- _Exercício proposto_: Repita todas as linhas do material a seguir sem alterar nada.

(Registros contidos em um conjunto de dados)
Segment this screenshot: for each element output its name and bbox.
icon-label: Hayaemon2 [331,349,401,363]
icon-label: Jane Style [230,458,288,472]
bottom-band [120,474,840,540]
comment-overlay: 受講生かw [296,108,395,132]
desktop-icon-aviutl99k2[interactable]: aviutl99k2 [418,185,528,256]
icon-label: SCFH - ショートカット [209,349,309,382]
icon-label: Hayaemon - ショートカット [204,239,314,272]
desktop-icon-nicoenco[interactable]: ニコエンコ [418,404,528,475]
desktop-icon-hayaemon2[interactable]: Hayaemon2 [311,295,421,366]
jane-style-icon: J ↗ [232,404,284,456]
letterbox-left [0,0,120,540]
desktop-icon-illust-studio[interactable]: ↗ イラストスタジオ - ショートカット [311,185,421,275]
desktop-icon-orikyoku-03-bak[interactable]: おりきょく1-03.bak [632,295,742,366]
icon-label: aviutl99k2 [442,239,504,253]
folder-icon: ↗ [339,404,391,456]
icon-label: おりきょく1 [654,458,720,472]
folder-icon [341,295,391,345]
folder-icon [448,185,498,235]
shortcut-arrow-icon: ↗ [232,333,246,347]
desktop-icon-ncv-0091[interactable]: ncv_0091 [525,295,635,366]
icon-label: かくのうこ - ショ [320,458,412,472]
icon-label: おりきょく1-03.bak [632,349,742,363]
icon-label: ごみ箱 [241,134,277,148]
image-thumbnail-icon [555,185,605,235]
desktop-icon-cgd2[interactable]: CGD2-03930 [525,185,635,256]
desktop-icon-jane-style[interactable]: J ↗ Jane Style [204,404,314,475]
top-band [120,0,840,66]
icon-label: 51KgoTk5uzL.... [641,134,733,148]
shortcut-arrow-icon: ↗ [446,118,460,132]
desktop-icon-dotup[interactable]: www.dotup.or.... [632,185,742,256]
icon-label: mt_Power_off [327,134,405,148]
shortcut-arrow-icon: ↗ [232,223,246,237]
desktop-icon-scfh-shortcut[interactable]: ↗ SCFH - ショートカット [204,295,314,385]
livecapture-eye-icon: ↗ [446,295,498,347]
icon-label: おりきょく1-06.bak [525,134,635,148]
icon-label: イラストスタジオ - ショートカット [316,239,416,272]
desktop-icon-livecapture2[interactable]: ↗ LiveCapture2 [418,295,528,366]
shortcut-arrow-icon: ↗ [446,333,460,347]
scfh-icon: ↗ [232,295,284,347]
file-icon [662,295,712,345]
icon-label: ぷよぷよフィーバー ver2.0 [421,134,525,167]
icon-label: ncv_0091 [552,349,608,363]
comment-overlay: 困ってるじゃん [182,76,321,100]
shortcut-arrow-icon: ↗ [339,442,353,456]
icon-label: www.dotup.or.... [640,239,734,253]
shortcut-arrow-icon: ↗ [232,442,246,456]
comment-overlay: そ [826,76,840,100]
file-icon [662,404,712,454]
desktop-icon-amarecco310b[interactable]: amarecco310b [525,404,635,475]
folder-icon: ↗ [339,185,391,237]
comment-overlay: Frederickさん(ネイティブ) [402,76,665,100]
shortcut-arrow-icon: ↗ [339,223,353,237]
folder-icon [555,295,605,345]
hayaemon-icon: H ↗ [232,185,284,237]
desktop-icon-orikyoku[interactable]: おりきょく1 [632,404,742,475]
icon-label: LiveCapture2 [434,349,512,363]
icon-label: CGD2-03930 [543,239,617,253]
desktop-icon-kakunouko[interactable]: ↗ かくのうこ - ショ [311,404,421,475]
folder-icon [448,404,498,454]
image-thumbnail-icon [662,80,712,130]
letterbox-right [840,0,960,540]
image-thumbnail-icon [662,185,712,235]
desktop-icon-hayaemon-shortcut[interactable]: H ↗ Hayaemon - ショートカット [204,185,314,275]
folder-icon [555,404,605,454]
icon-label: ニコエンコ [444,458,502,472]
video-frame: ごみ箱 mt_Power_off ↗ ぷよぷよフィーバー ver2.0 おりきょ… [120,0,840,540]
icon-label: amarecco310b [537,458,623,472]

- _Exercício resolvido_:
Segment this screenshot: for each element output its name and bbox.
icon-label: Hayaemon2 [331,349,401,363]
icon-label: Jane Style [230,458,288,472]
bottom-band [120,474,840,540]
comment-overlay: 受講生かw [296,108,395,132]
desktop-icon-aviutl99k2[interactable]: aviutl99k2 [418,185,528,256]
icon-label: SCFH - ショートカット [209,349,309,382]
icon-label: Hayaemon - ショートカット [204,239,314,272]
desktop-icon-nicoenco[interactable]: ニコエンコ [418,404,528,475]
desktop-icon-hayaemon2[interactable]: Hayaemon2 [311,295,421,366]
jane-style-icon: J ↗ [232,404,284,456]
letterbox-left [0,0,120,540]
desktop-icon-illust-studio[interactable]: ↗ イラストスタジオ - ショートカット [311,185,421,275]
desktop-icon-orikyoku-03-bak[interactable]: おりきょく1-03.bak [632,295,742,366]
icon-label: aviutl99k2 [442,239,504,253]
folder-icon: ↗ [339,404,391,456]
icon-label: おりきょく1 [654,458,720,472]
folder-icon [341,295,391,345]
folder-icon [448,185,498,235]
shortcut-arrow-icon: ↗ [232,333,246,347]
desktop-icon-ncv-0091[interactable]: ncv_0091 [525,295,635,366]
icon-label: かくのうこ - ショ [320,458,412,472]
icon-label: おりきょく1-03.bak [632,349,742,363]
icon-label: ごみ箱 [241,134,277,148]
image-thumbnail-icon [555,185,605,235]
desktop-icon-cgd2[interactable]: CGD2-03930 [525,185,635,256]
desktop-icon-jane-style[interactable]: J ↗ Jane Style [204,404,314,475]
top-band [120,0,840,66]
icon-label: 51KgoTk5uzL.... [641,134,733,148]
shortcut-arrow-icon: ↗ [446,118,460,132]
desktop-icon-dotup[interactable]: www.dotup.or.... [632,185,742,256]
icon-label: mt_Power_off [327,134,405,148]
shortcut-arrow-icon: ↗ [232,223,246,237]
desktop-icon-scfh-shortcut[interactable]: ↗ SCFH - ショートカット [204,295,314,385]
livecapture-eye-icon: ↗ [446,295,498,347]
icon-label: おりきょく1-06.bak [525,134,635,148]
icon-label: イラストスタジオ - ショートカット [316,239,416,272]
desktop-icon-livecapture2[interactable]: ↗ LiveCapture2 [418,295,528,366]
shortcut-arrow-icon: ↗ [446,333,460,347]
scfh-icon: ↗ [232,295,284,347]
file-icon [662,295,712,345]
icon-label: ぷよぷよフィーバー ver2.0 [421,134,525,167]
icon-label: ncv_0091 [552,349,608,363]
comment-overlay: 困ってるじゃん [182,76,321,100]
shortcut-arrow-icon: ↗ [339,442,353,456]
icon-label: www.dotup.or.... [640,239,734,253]
shortcut-arrow-icon: ↗ [232,442,246,456]
comment-overlay: そ [826,76,840,100]
file-icon [662,404,712,454]
desktop-icon-amarecco310b[interactable]: amarecco310b [525,404,635,475]
folder-icon: ↗ [339,185,391,237]
comment-overlay: Frederickさん(ネイティブ) [402,76,665,100]
shortcut-arrow-icon: ↗ [339,223,353,237]
folder-icon [555,295,605,345]
hayaemon-icon: H ↗ [232,185,284,237]
desktop-icon-orikyoku[interactable]: おりきょく1 [632,404,742,475]
icon-label: LiveCapture2 [434,349,512,363]
icon-label: CGD2-03930 [543,239,617,253]
desktop-icon-kakunouko[interactable]: ↗ かくのうこ - ショ [311,404,421,475]
folder-icon [448,404,498,454]
image-thumbnail-icon [662,80,712,130]
letterbox-right [840,0,960,540]
image-thumbnail-icon [662,185,712,235]
desktop-icon-hayaemon-shortcut[interactable]: H ↗ Hayaemon - ショートカット [204,185,314,275]
folder-icon [555,404,605,454]
icon-label: ニコエンコ [444,458,502,472]
video-frame: ごみ箱 mt_Power_off ↗ ぷよぷよフィーバー ver2.0 おりきょ… [120,0,840,540]
icon-label: amarecco310b [537,458,623,472]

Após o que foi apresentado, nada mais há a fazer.